YOUR INSTRUCTIONS:
Pick out each line containing the string "text" and copy it.

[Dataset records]
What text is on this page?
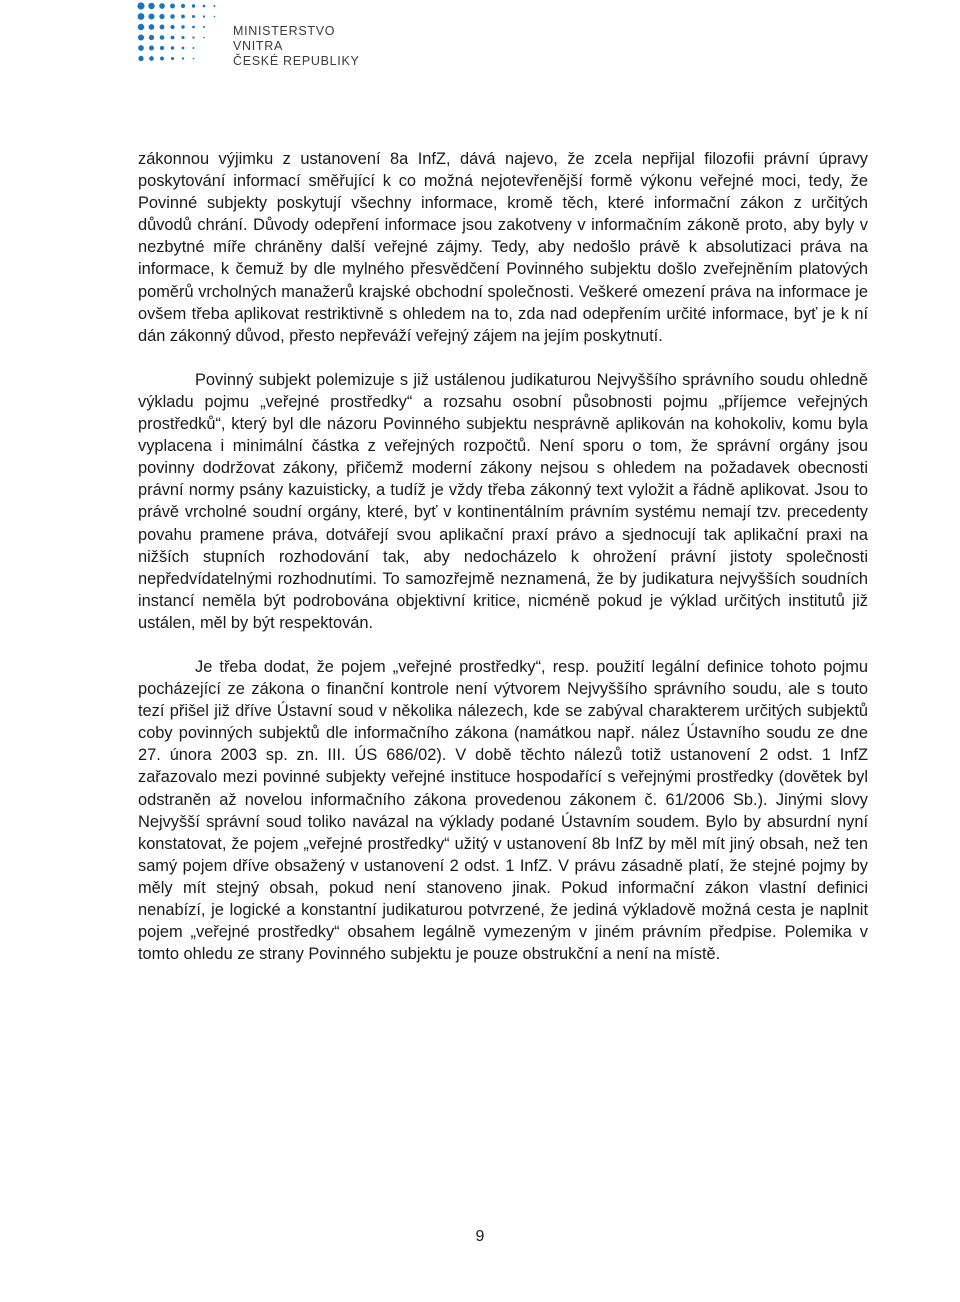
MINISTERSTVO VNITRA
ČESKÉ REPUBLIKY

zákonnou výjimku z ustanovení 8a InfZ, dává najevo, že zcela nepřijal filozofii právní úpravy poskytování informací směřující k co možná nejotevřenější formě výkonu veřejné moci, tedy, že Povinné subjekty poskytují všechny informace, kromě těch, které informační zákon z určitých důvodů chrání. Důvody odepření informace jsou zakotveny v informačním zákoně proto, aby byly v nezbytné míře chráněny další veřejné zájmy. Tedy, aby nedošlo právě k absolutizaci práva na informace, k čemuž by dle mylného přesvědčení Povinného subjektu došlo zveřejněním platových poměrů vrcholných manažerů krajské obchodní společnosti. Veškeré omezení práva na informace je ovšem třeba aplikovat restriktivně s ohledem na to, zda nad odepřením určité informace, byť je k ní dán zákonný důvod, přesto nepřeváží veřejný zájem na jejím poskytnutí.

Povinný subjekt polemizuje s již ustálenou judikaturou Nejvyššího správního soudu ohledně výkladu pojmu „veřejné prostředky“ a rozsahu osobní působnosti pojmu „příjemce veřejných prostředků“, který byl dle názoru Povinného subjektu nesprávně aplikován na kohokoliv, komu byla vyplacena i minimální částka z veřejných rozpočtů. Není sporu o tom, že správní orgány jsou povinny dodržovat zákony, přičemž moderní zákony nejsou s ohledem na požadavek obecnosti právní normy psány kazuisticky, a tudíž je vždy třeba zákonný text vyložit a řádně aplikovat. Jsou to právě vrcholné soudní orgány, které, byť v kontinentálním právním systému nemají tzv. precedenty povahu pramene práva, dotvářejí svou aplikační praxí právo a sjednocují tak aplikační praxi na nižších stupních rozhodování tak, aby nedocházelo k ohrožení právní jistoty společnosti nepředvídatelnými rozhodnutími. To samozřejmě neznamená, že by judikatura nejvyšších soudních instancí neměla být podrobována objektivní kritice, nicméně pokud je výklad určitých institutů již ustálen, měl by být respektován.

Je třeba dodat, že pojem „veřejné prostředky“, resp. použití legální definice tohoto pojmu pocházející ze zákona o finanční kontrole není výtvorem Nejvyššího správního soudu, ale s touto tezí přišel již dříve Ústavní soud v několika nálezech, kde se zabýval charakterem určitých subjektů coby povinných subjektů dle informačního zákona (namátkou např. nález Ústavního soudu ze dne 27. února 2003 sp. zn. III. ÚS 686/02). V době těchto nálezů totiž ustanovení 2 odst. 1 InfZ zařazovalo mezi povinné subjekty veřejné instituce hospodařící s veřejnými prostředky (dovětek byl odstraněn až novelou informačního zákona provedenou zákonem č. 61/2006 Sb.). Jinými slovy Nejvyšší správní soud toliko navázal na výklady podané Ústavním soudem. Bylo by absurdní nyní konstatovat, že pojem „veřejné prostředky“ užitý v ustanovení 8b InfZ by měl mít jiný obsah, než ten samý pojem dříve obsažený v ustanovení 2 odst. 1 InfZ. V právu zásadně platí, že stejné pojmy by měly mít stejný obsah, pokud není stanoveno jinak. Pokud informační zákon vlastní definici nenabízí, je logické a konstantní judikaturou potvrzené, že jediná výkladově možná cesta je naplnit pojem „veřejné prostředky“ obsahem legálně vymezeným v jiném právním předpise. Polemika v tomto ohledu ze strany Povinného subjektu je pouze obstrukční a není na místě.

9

WRITTEN REPLY:
What text is on this page?
Povinný subjekt polemizuje s již ustálenou judikaturou Nejvyššího správního soudu ohledně výkladu pojmu „veřejné prostředky“ a rozsahu osobní působnosti pojmu „příjemce veřejných prostředků“, který byl dle názoru Povinného subjektu nesprávně aplikován na kohokoliv, komu byla vyplacena i minimální částka z veřejných rozpočtů. Není sporu o tom, že správní orgány jsou povinny dodržovat zákony, přičemž moderní zákony nejsou s ohledem na požadavek obecnosti právní normy psány kazuisticky, a tudíž je vždy třeba zákonný text vyložit a řádně aplikovat. Jsou to právě vrcholné soudní orgány, které, byť v kontinentálním právním systému nemají tzv. precedenty povahu pramene práva, dotvářejí svou aplikační praxí právo a sjednocují tak aplikační praxi na nižších stupních rozhodování tak, aby nedocházelo k ohrožení právní jistoty společnosti nepředvídatelnými rozhodnutími. To samozřejmě neznamená, že by judikatura nejvyšších soudních instancí neměla být podrobována objektivní kritice, nicméně pokud je výklad určitých institutů již ustálen, měl by být respektován.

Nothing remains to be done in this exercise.